**REQUIRED TASK:**
What is the number of lines in the entries below that include the word "进出口服务网"? Provide the number only.

=== SUPPLIED RECORDS ===

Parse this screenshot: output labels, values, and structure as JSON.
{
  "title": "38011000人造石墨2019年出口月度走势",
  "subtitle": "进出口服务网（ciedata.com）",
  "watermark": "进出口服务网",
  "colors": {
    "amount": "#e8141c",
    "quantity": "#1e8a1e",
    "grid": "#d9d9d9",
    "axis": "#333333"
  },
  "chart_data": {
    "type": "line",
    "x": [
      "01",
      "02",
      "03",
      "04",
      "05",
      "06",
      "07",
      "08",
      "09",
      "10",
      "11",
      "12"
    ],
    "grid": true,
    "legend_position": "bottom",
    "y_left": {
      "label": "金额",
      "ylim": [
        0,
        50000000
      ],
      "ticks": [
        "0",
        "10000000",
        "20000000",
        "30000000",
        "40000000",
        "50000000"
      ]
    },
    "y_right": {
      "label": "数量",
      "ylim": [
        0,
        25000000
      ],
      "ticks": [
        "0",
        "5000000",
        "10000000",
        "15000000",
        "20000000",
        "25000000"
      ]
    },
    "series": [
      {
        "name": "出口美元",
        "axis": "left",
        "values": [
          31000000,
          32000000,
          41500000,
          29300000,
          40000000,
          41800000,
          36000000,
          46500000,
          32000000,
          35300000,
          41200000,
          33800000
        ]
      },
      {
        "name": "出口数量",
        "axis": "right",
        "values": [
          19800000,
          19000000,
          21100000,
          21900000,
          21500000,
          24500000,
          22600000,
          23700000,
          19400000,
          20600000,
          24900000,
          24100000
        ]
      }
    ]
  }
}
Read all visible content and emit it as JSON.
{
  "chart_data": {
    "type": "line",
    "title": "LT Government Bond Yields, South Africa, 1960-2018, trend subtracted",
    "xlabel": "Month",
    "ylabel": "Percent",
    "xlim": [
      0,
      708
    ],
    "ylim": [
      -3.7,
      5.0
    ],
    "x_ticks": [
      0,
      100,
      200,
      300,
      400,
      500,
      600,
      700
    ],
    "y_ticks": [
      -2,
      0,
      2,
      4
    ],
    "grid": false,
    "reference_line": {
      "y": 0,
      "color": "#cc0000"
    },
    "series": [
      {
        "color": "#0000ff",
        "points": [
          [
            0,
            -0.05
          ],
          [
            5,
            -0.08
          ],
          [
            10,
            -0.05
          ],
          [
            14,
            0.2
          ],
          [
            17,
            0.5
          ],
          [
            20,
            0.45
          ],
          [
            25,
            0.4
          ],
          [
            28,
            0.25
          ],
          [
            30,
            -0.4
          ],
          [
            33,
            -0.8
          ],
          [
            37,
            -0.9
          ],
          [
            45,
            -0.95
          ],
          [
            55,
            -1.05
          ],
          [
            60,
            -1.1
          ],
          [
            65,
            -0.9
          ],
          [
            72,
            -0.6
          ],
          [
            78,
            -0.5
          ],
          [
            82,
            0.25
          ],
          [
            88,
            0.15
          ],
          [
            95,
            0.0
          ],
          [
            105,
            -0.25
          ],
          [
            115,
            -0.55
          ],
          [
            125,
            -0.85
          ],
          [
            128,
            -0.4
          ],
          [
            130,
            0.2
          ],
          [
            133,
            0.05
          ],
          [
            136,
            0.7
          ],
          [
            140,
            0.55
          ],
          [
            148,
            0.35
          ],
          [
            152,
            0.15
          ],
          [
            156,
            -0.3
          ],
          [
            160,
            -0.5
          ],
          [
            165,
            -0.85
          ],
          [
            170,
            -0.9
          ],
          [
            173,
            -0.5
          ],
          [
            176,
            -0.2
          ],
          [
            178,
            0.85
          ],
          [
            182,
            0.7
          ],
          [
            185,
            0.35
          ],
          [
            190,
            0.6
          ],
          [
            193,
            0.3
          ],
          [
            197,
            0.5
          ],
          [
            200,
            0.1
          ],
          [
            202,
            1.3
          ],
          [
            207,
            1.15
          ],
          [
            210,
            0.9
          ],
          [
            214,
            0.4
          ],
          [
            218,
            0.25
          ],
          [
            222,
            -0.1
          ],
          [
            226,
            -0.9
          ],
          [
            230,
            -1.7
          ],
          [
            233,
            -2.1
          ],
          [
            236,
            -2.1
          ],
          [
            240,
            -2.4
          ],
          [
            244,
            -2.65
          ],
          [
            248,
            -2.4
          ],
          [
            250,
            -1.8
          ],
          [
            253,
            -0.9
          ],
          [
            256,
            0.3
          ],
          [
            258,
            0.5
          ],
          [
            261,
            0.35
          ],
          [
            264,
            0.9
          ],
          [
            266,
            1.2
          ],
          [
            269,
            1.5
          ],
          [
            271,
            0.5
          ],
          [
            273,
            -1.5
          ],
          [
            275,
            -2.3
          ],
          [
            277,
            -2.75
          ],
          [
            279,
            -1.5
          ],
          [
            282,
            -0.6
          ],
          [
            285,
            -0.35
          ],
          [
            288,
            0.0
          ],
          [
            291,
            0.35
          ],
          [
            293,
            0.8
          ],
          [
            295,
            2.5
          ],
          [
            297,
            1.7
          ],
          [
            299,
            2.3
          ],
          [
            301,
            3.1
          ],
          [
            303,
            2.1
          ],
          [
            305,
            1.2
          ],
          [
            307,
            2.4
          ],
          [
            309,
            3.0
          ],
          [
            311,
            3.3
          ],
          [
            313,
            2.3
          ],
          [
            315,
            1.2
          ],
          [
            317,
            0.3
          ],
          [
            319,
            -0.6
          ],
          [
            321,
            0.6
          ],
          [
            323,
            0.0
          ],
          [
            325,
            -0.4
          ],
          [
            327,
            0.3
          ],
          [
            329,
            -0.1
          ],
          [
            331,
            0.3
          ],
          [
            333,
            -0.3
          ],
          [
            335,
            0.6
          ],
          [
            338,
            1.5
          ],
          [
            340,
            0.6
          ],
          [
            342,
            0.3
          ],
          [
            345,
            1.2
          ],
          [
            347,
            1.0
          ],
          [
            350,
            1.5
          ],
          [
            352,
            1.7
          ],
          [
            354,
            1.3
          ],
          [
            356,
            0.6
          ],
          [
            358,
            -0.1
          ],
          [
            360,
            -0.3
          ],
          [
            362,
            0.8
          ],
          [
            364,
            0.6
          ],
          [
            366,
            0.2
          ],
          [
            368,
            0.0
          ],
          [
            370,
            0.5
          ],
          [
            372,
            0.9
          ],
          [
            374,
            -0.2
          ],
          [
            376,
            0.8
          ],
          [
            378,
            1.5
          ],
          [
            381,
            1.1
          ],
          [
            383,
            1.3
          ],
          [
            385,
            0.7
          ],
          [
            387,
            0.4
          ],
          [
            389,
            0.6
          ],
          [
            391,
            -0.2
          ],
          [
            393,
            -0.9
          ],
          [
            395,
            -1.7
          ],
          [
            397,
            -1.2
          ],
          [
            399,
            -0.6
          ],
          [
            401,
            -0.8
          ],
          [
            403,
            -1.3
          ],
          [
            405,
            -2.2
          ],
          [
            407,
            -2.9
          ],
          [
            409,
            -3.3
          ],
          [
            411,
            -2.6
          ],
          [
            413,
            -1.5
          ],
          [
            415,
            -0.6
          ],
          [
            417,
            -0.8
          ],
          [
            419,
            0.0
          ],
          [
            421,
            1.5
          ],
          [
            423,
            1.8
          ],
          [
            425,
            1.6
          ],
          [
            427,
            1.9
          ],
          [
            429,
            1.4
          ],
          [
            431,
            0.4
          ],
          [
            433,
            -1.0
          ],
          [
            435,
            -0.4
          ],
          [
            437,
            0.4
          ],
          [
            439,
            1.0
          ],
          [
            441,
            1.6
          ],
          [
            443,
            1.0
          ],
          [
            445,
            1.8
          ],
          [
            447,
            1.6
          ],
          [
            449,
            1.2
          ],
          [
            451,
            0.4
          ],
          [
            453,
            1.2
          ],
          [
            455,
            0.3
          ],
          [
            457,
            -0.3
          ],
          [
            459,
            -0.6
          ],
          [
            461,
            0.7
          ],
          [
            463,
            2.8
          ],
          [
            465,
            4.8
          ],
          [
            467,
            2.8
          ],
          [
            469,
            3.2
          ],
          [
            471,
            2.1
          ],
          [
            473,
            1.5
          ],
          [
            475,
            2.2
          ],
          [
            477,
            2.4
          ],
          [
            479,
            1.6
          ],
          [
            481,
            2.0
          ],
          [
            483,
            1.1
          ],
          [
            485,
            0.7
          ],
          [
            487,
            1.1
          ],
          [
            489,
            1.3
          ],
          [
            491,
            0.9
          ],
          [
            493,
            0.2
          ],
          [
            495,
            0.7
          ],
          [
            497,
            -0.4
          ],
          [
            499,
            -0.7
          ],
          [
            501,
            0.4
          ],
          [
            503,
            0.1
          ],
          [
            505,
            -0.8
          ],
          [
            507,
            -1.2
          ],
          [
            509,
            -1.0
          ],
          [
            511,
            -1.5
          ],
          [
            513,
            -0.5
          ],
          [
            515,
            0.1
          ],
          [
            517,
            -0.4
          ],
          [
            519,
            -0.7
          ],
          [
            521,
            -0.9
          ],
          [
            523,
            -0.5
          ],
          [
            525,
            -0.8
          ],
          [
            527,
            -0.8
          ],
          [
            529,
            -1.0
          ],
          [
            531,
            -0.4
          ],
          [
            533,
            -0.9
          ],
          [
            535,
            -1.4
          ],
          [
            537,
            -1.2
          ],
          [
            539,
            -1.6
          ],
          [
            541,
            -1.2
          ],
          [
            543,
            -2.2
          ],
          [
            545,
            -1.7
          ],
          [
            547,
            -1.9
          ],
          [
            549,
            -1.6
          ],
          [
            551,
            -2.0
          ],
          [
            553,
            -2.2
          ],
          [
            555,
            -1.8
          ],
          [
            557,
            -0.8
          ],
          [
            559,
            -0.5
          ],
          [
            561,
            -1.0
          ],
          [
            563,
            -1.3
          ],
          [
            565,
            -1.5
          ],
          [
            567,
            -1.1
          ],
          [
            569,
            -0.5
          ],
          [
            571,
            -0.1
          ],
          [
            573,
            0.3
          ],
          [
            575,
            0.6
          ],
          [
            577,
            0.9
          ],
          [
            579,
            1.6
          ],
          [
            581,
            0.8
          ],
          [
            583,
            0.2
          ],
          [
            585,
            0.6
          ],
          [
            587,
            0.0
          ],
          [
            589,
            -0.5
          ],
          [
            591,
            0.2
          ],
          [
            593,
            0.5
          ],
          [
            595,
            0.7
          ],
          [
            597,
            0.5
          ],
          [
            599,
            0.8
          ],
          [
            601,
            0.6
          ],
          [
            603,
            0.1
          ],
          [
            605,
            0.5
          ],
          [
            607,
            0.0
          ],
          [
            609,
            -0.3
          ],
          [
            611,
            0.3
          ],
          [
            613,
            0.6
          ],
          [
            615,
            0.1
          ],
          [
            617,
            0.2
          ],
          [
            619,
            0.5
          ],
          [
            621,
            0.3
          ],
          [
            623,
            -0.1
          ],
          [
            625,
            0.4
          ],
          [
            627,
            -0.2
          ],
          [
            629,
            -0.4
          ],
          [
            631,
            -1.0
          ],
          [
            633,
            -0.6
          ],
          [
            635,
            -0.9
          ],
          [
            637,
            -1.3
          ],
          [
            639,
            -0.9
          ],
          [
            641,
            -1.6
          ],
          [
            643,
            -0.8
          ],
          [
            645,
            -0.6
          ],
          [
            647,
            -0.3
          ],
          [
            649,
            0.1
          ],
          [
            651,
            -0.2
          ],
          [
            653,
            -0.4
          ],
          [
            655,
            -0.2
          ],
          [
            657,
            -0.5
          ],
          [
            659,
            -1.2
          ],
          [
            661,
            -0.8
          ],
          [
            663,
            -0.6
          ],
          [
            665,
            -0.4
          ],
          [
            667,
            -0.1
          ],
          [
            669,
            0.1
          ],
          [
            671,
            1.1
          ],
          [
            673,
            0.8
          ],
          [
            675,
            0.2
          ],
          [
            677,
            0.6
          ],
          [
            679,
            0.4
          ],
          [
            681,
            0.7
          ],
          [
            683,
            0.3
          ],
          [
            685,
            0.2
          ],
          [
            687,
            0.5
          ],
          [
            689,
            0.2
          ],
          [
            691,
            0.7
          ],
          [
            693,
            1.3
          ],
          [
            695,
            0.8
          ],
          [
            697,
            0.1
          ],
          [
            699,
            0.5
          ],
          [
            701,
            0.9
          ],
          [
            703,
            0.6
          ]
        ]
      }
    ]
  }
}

===

**FINAL ANSWER:**
2